___ Record extracts ___

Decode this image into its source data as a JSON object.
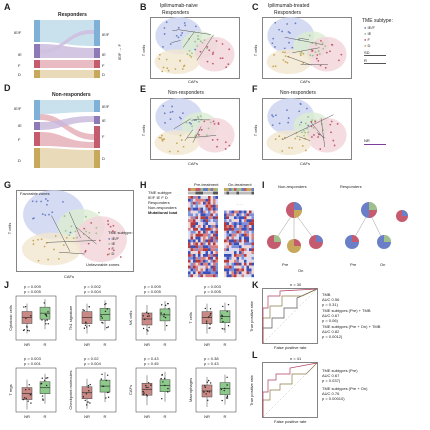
{
  "panels": {
    "A": {
      "letter": "A",
      "title": "Responders",
      "left": [
        "IE/F",
        "IE",
        "F",
        "D"
      ],
      "right": [
        "IE/F",
        "IE",
        "F",
        "D"
      ]
    },
    "D": {
      "letter": "D",
      "title": "Non-responders",
      "left": [
        "IE/F",
        "IE",
        "F",
        "D"
      ],
      "right": [
        "IE/F",
        "IE",
        "F",
        "D"
      ]
    },
    "B": {
      "letter": "B",
      "title": "Ipilimumab-naive",
      "subtitle": "Responders",
      "xlabel": "CAFs",
      "ylabel": "T cells"
    },
    "C": {
      "letter": "C",
      "title": "Ipilimumab-treated",
      "subtitle": "Responders",
      "xlabel": "CAFs",
      "ylabel": "T cells"
    },
    "E": {
      "letter": "E",
      "title": "Non-responders",
      "xlabel": "CAFs",
      "ylabel": "T cells"
    },
    "F": {
      "letter": "F",
      "title": "Non-responders",
      "xlabel": "CAFs",
      "ylabel": "T cells"
    },
    "G": {
      "letter": "G",
      "favorable": "Favorable zones",
      "unfavorable": "Unfavorable zones",
      "xlabel": "CAFs",
      "ylabel": "T cells",
      "legend_title": "TME subtype:"
    },
    "H": {
      "letter": "H",
      "pre": "Pre-treatment",
      "on": "On-treatment",
      "nd": "ND",
      "legend": [
        "TME subtype",
        "IE/F IE F D",
        "Responders",
        "Non-responders",
        "Mutational load"
      ]
    },
    "I": {
      "letter": "I",
      "nonresp": "Non-responders",
      "resp": "Responders",
      "pre": "Pre",
      "on": "On"
    },
    "J": {
      "letter": "J",
      "plots": [
        {
          "ylabel": "Cytotoxic cells",
          "p1": "p = 0.009",
          "p2": "p = 0.005"
        },
        {
          "ylabel": "Th1 signature",
          "p1": "p = 0.002",
          "p2": "p = 0.004"
        },
        {
          "ylabel": "NK cells",
          "p1": "p = 0.009",
          "p2": "p = 0.005"
        },
        {
          "ylabel": "T cells",
          "p1": "p = 0.003",
          "p2": "p = 0.005"
        },
        {
          "ylabel": "T regs",
          "p1": "p = 0.003",
          "p2": "p = 0.001"
        },
        {
          "ylabel": "Checkpoint molecules",
          "p1": "p = 0.02",
          "p2": "p = 0.004"
        },
        {
          "ylabel": "CAFs",
          "p1": "p = 0.43",
          "p2": "p = 0.45"
        },
        {
          "ylabel": "Macrophages",
          "p1": "p = 0.38",
          "p2": "p = 0.43"
        }
      ],
      "xcats": [
        "NR",
        "R"
      ]
    },
    "K": {
      "letter": "K",
      "n": "n = 30",
      "xlabel": "False positive rate",
      "ylabel": "True positive rate",
      "legend": [
        "TMB",
        "AUC 0.56",
        "p = 0.31)",
        "TME subtypes (Pre) + TMB",
        "AUC 0.67",
        "p = 0.06)",
        "TME subtypes (Pre + On) + TMB",
        "AUC 0.82",
        "p = 0.0012)"
      ]
    },
    "L": {
      "letter": "L",
      "n": "n = 41",
      "xlabel": "False positive rate",
      "ylabel": "True positive rate",
      "legend": [
        "TME subtypes (Pre)",
        "AUC 0.67",
        "p = 0.037)",
        "TME subtypes (Pre + On)",
        "AUC 0.76",
        "p = 0.00010)"
      ]
    }
  },
  "legend_tme": {
    "title": "TME subtype:",
    "items": [
      "IE/F",
      "IE",
      "F",
      "D"
    ],
    "sd": "SD",
    "r": "R",
    "nr": "NR"
  },
  "side_label": "IE/F → F",
  "colors": {
    "ief": "#6a7fc8",
    "ie": "#9fc08a",
    "f": "#c55b6e",
    "d": "#c8a85b",
    "box_red": "#c98a86",
    "box_green": "#8cc98a"
  }
}
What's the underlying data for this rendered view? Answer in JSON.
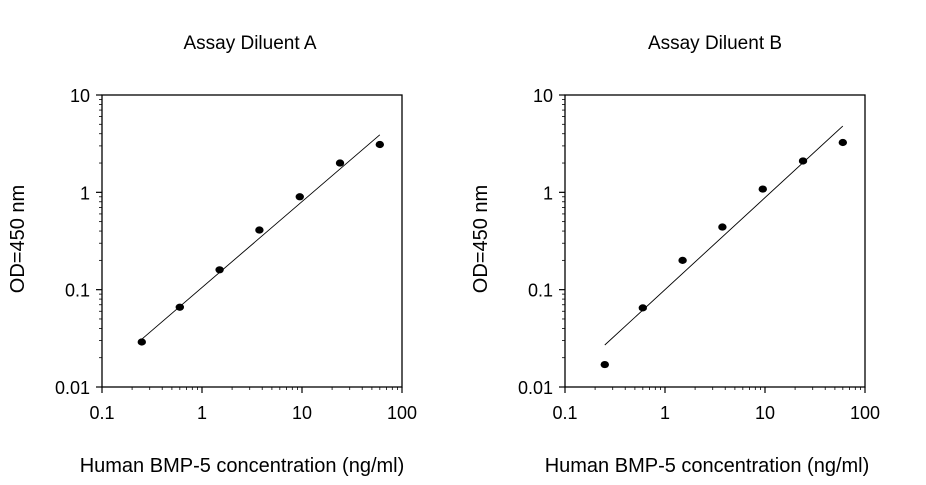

___

Write out the whole listing exactly. Do not include the pictures.

Decode this image into its source data as a JSON object.
{
  "panels": {
    "A": {
      "letter": "A",
      "title": "Responders",
      "left": [
        "IE/F",
        "IE",
        "F",
        "D"
      ],
      "right": [
        "IE/F",
        "IE",
        "F",
        "D"
      ]
    },
    "D": {
      "letter": "D",
      "title": "Non-responders",
      "left": [
        "IE/F",
        "IE",
        "F",
        "D"
      ],
      "right": [
        "IE/F",
        "IE",
        "F",
        "D"
      ]
    },
    "B": {
      "letter": "B",
      "title": "Ipilimumab-naive",
      "subtitle": "Responders",
      "xlabel": "CAFs",
      "ylabel": "T cells"
    },
    "C": {
      "letter": "C",
      "title": "Ipilimumab-treated",
      "subtitle": "Responders",
      "xlabel": "CAFs",
      "ylabel": "T cells"
    },
    "E": {
      "letter": "E",
      "title": "Non-responders",
      "xlabel": "CAFs",
      "ylabel": "T cells"
    },
    "F": {
      "letter": "F",
      "title": "Non-responders",
      "xlabel": "CAFs",
      "ylabel": "T cells"
    },
    "G": {
      "letter": "G",
      "favorable": "Favorable zones",
      "unfavorable": "Unfavorable zones",
      "xlabel": "CAFs",
      "ylabel": "T cells",
      "legend_title": "TME subtype:"
    },
    "H": {
      "letter": "H",
      "pre": "Pre-treatment",
      "on": "On-treatment",
      "nd": "ND",
      "legend": [
        "TME subtype",
        "IE/F IE F D",
        "Responders",
        "Non-responders",
        "Mutational load"
      ]
    },
    "I": {
      "letter": "I",
      "nonresp": "Non-responders",
      "resp": "Responders",
      "pre": "Pre",
      "on": "On"
    },
    "J": {
      "letter": "J",
      "plots": [
        {
          "ylabel": "Cytotoxic cells",
          "p1": "p = 0.009",
          "p2": "p = 0.005"
        },
        {
          "ylabel": "Th1 signature",
          "p1": "p = 0.002",
          "p2": "p = 0.004"
        },
        {
          "ylabel": "NK cells",
          "p1": "p = 0.009",
          "p2": "p = 0.005"
        },
        {
          "ylabel": "T cells",
          "p1": "p = 0.003",
          "p2": "p = 0.005"
        },
        {
          "ylabel": "T regs",
          "p1": "p = 0.003",
          "p2": "p = 0.001"
        },
        {
          "ylabel": "Checkpoint molecules",
          "p1": "p = 0.02",
          "p2": "p = 0.004"
        },
        {
          "ylabel": "CAFs",
          "p1": "p = 0.43",
          "p2": "p = 0.45"
        },
        {
          "ylabel": "Macrophages",
          "p1": "p = 0.38",
          "p2": "p = 0.43"
        }
      ],
      "xcats": [
        "NR",
        "R"
      ]
    },
    "K": {
      "letter": "K",
      "n": "n = 30",
      "xlabel": "False positive rate",
      "ylabel": "True positive rate",
      "legend": [
        "TMB",
        "AUC 0.56",
        "p = 0.31)",
        "TME subtypes (Pre) + TMB",
        "AUC 0.67",
        "p = 0.06)",
        "TME subtypes (Pre + On) + TMB",
        "AUC 0.82",
        "p = 0.0012)"
      ]
    },
    "L": {
      "letter": "L",
      "n": "n = 41",
      "xlabel": "False positive rate",
      "ylabel": "True positive rate",
      "legend": [
        "TME subtypes (Pre)",
        "AUC 0.67",
        "p = 0.037)",
        "TME subtypes (Pre + On)",
        "AUC 0.76",
        "p = 0.00010)"
      ]
    }
  },
  "legend_tme": {
    "title": "TME subtype:",
    "items": [
      "IE/F",
      "IE",
      "F",
      "D"
    ],
    "sd": "SD",
    "r": "R",
    "nr": "NR"
  },
  "side_label": "IE/F → F",
  "colors": {
    "ief": "#6a7fc8",
    "ie": "#9fc08a",
    "f": "#c55b6e",
    "d": "#c8a85b",
    "box_red": "#c98a86",
    "box_green": "#8cc98a"
  }
}
What's the underlying data for this rendered view? Answer in JSON.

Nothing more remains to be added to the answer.